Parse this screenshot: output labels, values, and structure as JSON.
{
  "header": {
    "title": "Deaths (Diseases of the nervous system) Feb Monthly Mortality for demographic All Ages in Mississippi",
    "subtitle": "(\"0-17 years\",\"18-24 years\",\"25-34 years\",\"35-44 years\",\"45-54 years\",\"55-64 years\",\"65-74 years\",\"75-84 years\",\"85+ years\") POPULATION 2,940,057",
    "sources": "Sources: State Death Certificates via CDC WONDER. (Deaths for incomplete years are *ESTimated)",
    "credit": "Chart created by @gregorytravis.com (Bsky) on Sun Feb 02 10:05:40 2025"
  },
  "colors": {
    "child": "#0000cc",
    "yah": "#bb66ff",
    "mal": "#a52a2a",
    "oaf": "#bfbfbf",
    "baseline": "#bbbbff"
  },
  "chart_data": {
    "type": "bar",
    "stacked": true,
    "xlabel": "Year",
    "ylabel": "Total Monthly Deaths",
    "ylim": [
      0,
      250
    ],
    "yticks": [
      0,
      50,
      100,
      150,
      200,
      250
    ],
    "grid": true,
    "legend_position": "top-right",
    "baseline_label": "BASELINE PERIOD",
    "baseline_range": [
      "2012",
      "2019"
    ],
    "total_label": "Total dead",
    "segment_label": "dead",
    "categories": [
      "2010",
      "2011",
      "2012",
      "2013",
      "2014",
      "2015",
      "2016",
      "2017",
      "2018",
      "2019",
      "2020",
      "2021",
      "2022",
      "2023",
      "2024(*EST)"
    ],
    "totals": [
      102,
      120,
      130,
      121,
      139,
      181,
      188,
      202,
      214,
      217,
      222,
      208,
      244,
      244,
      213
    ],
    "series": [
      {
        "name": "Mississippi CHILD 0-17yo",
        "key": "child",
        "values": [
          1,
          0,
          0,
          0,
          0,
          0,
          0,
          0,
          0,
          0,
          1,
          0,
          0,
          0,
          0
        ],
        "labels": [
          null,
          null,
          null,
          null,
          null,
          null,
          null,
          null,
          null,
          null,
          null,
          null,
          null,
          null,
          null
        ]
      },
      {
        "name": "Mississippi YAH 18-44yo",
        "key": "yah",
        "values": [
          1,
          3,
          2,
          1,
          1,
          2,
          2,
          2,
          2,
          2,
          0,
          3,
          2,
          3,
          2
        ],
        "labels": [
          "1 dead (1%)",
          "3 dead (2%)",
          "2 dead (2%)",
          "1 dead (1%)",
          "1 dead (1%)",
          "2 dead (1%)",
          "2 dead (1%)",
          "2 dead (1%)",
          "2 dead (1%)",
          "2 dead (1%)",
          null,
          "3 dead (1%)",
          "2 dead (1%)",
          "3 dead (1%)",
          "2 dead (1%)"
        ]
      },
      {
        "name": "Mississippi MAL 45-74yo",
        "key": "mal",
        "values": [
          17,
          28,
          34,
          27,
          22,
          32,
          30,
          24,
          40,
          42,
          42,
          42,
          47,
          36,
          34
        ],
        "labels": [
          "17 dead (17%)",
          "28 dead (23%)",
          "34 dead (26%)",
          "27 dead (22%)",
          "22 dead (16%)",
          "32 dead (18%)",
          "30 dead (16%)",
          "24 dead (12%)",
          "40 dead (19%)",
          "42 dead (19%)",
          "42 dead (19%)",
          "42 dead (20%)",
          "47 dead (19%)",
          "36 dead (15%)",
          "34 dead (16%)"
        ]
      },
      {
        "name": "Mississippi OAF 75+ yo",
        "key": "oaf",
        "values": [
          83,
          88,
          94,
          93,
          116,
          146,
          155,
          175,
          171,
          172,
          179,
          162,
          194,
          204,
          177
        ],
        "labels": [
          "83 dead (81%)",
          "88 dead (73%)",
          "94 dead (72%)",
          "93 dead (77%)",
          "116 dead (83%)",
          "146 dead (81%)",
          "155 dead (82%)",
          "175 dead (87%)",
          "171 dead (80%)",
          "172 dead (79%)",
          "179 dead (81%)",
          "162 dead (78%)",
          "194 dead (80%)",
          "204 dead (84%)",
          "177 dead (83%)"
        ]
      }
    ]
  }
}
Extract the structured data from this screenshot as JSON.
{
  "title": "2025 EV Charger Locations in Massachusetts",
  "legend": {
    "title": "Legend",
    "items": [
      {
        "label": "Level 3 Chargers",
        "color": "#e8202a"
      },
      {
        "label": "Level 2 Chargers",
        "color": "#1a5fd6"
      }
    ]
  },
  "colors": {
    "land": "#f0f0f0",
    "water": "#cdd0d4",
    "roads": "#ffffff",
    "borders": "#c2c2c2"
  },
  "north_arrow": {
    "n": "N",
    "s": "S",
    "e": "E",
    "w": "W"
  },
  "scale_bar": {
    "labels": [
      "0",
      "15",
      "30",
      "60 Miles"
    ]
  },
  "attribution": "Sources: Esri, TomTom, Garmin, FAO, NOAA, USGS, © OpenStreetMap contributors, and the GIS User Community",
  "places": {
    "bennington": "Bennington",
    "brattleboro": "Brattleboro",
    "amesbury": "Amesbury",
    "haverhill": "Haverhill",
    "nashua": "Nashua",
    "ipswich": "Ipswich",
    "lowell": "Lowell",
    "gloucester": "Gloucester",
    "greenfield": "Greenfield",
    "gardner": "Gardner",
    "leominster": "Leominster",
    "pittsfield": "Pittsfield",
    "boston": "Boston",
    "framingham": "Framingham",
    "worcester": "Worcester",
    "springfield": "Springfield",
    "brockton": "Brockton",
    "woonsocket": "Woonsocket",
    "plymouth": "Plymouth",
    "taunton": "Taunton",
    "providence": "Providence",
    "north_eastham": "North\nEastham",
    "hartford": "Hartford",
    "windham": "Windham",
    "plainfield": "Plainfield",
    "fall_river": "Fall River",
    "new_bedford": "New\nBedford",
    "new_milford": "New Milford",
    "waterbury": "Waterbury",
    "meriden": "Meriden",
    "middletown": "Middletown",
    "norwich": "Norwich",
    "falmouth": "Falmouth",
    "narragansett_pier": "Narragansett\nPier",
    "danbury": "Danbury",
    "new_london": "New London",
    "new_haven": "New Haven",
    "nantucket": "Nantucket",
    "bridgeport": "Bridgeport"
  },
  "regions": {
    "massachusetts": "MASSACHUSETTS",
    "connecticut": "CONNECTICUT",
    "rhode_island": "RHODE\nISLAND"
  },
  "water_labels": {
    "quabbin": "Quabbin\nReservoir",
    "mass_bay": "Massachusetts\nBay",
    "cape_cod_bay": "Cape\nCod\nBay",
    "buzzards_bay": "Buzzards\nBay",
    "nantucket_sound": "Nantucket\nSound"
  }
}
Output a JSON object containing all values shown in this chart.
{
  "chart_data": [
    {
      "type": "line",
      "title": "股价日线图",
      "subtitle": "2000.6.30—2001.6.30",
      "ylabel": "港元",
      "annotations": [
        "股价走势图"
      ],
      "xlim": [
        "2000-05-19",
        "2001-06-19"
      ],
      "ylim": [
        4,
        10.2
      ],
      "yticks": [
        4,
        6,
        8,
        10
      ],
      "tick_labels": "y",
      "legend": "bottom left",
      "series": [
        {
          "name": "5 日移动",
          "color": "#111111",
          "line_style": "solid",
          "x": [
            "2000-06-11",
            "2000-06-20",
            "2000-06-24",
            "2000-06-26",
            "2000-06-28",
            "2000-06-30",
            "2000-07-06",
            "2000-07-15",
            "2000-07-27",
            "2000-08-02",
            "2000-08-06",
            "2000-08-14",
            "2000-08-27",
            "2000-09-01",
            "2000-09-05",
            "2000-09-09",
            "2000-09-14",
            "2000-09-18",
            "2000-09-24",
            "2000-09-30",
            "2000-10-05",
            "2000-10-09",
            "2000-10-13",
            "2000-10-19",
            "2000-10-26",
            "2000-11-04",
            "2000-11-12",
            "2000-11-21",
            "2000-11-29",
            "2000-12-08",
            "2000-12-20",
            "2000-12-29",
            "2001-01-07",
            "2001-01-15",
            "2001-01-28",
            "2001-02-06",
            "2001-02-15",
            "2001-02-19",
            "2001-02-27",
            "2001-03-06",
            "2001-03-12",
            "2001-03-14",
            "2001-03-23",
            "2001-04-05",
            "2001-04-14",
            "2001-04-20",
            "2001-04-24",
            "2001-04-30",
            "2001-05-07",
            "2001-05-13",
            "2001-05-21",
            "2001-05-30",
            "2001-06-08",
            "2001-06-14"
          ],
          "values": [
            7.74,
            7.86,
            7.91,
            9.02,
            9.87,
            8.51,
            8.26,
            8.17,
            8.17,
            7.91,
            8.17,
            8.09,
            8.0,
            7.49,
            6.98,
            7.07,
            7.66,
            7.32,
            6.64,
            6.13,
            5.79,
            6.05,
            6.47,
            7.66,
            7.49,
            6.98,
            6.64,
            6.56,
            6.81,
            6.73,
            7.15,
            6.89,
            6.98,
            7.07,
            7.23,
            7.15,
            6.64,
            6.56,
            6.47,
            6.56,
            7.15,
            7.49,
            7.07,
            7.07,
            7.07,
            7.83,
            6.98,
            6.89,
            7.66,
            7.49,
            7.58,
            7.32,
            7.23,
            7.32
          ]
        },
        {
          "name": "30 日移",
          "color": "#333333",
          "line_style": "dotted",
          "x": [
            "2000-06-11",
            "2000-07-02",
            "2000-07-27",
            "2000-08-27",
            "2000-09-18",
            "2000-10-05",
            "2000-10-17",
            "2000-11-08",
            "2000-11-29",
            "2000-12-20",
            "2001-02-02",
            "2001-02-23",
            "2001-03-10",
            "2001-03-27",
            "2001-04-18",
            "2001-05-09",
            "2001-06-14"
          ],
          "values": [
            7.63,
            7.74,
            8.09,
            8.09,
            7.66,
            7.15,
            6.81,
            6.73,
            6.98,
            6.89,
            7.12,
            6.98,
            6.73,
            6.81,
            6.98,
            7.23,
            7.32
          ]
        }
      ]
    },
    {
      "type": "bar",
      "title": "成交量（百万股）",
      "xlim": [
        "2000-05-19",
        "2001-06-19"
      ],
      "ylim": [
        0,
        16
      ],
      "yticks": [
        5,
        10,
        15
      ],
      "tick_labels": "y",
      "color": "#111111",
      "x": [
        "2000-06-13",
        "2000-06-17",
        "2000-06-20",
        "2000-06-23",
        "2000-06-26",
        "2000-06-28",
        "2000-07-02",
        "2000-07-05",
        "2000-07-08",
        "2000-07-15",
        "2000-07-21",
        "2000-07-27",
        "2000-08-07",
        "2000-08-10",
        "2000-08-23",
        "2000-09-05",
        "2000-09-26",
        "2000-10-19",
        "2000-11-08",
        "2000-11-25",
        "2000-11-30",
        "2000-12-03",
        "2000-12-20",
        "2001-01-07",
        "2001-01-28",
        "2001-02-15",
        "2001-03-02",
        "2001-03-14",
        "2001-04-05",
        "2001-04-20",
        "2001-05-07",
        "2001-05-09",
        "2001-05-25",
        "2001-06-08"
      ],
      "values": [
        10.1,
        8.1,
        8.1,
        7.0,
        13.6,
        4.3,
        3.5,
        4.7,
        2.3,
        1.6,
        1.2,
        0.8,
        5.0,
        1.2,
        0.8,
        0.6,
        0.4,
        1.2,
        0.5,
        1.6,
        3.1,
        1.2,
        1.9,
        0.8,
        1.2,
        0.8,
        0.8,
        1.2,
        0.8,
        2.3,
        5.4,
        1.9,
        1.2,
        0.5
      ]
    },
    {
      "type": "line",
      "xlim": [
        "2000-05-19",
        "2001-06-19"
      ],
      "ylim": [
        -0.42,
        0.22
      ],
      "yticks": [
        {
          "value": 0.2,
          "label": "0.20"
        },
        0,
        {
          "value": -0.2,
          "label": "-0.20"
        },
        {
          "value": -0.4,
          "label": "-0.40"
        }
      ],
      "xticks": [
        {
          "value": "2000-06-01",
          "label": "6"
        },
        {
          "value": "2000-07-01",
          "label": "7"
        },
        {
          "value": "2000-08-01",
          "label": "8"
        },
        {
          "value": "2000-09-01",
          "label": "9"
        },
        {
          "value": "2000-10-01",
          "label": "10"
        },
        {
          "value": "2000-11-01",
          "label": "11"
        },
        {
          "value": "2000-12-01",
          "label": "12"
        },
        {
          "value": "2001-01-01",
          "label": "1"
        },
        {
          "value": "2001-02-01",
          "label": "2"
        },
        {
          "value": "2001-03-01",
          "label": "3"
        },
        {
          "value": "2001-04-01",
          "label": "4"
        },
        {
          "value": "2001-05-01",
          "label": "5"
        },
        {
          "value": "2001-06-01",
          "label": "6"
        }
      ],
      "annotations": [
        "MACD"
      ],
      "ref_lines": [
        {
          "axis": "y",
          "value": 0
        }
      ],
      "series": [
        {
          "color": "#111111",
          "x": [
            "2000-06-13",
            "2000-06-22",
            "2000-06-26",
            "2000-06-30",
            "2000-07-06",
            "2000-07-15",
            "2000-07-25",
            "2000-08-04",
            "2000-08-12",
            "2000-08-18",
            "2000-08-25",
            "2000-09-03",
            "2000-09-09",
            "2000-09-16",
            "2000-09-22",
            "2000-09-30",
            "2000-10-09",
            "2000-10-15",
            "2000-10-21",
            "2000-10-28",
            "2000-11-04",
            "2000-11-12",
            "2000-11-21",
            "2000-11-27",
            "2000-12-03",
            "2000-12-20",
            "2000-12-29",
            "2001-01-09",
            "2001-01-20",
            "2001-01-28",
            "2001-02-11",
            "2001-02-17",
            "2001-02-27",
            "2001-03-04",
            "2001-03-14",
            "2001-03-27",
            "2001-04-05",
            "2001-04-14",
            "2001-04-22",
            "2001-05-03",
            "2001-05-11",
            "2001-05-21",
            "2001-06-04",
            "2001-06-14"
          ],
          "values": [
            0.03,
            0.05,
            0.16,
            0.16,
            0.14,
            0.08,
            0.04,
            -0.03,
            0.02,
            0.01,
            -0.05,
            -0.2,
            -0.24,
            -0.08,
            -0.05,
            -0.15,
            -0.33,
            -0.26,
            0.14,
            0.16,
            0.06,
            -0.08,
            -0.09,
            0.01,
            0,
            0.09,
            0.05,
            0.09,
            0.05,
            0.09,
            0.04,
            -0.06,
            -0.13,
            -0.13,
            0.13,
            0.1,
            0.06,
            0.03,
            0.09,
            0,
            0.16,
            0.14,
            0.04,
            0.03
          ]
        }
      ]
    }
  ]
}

***

DIRECTION: Go over the data above and copy every line that has the word "Chargers" in it.

EXERCISE SOLUTION:
        "label": "Level 3 Chargers",
        "label": "Level 2 Chargers",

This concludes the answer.